Extracted records
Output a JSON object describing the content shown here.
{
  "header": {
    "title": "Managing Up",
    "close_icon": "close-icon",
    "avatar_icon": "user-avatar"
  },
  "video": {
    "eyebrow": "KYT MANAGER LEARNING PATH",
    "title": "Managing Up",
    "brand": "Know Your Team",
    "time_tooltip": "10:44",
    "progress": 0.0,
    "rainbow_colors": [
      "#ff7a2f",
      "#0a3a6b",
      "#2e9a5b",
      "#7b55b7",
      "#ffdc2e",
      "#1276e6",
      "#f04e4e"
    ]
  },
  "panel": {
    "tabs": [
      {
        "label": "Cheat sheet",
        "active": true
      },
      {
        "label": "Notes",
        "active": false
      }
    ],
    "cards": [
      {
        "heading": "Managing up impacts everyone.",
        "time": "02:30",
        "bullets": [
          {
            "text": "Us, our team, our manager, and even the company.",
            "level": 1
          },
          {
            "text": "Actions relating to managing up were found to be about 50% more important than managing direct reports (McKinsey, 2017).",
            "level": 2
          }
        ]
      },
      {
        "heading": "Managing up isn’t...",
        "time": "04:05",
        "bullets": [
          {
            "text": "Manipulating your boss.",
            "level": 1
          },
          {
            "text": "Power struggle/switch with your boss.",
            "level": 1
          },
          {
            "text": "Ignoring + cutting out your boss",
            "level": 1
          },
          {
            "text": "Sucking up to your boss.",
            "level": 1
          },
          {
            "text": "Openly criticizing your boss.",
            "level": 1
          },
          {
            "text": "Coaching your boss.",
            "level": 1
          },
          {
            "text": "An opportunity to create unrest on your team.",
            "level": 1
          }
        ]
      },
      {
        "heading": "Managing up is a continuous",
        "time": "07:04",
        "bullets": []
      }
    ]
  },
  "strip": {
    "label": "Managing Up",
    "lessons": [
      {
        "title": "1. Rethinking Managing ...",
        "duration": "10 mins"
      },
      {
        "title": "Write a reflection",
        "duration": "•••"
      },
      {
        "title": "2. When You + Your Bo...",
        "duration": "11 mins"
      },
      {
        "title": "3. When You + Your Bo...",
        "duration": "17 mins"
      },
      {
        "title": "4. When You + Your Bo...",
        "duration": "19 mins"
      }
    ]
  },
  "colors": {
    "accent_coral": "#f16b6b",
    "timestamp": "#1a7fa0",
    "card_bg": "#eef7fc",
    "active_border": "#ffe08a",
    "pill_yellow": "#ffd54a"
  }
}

(SHORT TASK): Every line of the data above should be copied exactly.

(FULL RESPONSE):
Output a JSON object describing the content shown here.
{
  "header": {
    "title": "Managing Up",
    "close_icon": "close-icon",
    "avatar_icon": "user-avatar"
  },
  "video": {
    "eyebrow": "KYT MANAGER LEARNING PATH",
    "title": "Managing Up",
    "brand": "Know Your Team",
    "time_tooltip": "10:44",
    "progress": 0.0,
    "rainbow_colors": [
      "#ff7a2f",
      "#0a3a6b",
      "#2e9a5b",
      "#7b55b7",
      "#ffdc2e",
      "#1276e6",
      "#f04e4e"
    ]
  },
  "panel": {
    "tabs": [
      {
        "label": "Cheat sheet",
        "active": true
      },
      {
        "label": "Notes",
        "active": false
      }
    ],
    "cards": [
      {
        "heading": "Managing up impacts everyone.",
        "time": "02:30",
        "bullets": [
          {
            "text": "Us, our team, our manager, and even the company.",
            "level": 1
          },
          {
            "text": "Actions relating to managing up were found to be about 50% more important than managing direct reports (McKinsey, 2017).",
            "level": 2
          }
        ]
      },
      {
        "heading": "Managing up isn’t...",
        "time": "04:05",
        "bullets": [
          {
            "text": "Manipulating your boss.",
            "level": 1
          },
          {
            "text": "Power struggle/switch with your boss.",
            "level": 1
          },
          {
            "text": "Ignoring + cutting out your boss",
            "level": 1
          },
          {
            "text": "Sucking up to your boss.",
            "level": 1
          },
          {
            "text": "Openly criticizing your boss.",
            "level": 1
          },
          {
            "text": "Coaching your boss.",
            "level": 1
          },
          {
            "text": "An opportunity to create unrest on your team.",
            "level": 1
          }
        ]
      },
      {
        "heading": "Managing up is a continuous",
        "time": "07:04",
        "bullets": []
      }
    ]
  },
  "strip": {
    "label": "Managing Up",
    "lessons": [
      {
        "title": "1. Rethinking Managing ...",
        "duration": "10 mins"
      },
      {
        "title": "Write a reflection",
        "duration": "•••"
      },
      {
        "title": "2. When You + Your Bo...",
        "duration": "11 mins"
      },
      {
        "title": "3. When You + Your Bo...",
        "duration": "17 mins"
      },
      {
        "title": "4. When You + Your Bo...",
        "duration": "19 mins"
      }
    ]
  },
  "colors": {
    "accent_coral": "#f16b6b",
    "timestamp": "#1a7fa0",
    "card_bg": "#eef7fc",
    "active_border": "#ffe08a",
    "pill_yellow": "#ffd54a"
  }
}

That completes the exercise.